— The exercise —
Keep only the lines of the data below that contain "height", and copy them.

-------------------------

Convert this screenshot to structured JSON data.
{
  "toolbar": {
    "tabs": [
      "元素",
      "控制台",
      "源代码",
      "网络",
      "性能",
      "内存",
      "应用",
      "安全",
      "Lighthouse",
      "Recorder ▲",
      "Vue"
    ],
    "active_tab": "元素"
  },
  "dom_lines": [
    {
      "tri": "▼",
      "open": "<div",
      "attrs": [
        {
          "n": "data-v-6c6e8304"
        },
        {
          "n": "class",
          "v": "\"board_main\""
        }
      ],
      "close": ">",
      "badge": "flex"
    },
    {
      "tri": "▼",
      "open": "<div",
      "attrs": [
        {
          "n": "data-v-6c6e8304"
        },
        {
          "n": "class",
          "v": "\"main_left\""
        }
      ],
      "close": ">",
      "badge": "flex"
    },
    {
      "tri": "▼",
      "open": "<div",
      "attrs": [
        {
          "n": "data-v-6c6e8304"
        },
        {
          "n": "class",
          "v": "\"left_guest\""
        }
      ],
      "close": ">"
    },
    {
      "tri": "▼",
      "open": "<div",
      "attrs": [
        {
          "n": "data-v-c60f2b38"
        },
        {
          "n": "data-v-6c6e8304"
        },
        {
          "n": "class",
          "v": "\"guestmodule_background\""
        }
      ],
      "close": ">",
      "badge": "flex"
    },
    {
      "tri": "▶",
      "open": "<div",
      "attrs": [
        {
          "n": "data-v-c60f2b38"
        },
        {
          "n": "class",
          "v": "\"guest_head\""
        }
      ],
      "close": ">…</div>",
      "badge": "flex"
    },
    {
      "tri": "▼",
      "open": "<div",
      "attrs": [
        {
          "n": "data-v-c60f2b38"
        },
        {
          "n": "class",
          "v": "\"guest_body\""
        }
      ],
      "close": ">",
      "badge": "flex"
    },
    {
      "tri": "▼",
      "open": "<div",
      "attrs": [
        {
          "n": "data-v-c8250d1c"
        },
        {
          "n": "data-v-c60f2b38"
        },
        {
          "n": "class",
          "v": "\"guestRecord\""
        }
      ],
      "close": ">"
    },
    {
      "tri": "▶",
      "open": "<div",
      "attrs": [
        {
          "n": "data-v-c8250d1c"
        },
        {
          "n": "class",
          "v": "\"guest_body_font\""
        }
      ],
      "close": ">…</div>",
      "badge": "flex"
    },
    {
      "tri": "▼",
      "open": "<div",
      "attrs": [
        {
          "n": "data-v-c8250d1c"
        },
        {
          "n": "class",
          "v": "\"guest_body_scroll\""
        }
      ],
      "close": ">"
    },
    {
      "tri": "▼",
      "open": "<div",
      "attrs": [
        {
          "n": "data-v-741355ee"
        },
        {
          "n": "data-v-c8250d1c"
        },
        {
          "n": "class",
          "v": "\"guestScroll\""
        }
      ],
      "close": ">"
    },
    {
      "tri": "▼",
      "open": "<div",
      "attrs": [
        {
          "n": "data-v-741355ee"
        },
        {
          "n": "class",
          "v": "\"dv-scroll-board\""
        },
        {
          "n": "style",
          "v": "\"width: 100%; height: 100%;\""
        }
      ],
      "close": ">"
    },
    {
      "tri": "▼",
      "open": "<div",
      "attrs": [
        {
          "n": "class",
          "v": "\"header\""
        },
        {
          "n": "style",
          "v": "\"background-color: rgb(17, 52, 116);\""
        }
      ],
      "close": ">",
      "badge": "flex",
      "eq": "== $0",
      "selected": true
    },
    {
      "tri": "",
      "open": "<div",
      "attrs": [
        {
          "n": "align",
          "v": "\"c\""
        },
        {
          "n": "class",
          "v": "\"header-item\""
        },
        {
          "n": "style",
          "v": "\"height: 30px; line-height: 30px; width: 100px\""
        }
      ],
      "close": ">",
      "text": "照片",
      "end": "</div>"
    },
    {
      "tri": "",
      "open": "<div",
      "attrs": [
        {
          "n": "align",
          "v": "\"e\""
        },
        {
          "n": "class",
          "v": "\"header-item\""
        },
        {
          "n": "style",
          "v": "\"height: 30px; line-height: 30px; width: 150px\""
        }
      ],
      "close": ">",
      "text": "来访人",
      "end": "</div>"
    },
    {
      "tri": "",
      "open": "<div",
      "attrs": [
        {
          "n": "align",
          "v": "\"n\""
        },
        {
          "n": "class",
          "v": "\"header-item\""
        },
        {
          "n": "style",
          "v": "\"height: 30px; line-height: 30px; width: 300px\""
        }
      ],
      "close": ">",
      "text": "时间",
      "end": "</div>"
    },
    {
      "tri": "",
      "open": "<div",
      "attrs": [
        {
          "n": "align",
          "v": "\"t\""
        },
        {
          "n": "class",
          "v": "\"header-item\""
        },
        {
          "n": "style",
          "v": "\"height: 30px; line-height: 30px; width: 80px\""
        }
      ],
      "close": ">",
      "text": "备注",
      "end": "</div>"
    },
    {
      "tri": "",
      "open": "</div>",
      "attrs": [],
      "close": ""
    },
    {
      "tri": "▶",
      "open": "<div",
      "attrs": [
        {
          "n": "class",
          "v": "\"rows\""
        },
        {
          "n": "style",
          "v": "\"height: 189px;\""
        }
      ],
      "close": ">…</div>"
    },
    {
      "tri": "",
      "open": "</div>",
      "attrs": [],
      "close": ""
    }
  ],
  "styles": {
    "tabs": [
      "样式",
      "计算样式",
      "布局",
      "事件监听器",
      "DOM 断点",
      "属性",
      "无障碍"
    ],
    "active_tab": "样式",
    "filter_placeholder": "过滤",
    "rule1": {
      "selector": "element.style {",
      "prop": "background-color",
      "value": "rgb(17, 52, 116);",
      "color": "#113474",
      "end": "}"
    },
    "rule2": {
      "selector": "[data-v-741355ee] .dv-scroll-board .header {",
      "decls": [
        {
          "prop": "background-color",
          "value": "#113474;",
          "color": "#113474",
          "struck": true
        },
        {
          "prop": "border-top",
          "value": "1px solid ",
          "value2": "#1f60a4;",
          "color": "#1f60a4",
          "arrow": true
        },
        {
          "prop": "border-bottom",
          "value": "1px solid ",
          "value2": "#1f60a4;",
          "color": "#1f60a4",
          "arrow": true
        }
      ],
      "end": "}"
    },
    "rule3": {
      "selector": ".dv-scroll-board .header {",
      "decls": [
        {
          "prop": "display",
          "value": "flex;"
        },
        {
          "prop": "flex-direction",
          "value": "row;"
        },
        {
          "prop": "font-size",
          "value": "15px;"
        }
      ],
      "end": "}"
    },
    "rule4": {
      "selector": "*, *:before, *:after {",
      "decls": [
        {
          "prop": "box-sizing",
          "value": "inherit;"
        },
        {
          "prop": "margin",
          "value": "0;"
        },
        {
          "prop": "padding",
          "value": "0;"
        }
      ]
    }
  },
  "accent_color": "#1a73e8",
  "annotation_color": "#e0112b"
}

-------------------------

— Final result —
          "v": "\"width: 100%; height: 100%;\""
          "v": "\"height: 30px; line-height: 30px; width: 100px\""
          "v": "\"height: 30px; line-height: 30px; width: 150px\""
          "v": "\"height: 30px; line-height: 30px; width: 300px\""
          "v": "\"height: 30px; line-height: 30px; width: 80px\""
          "v": "\"height: 189px;\""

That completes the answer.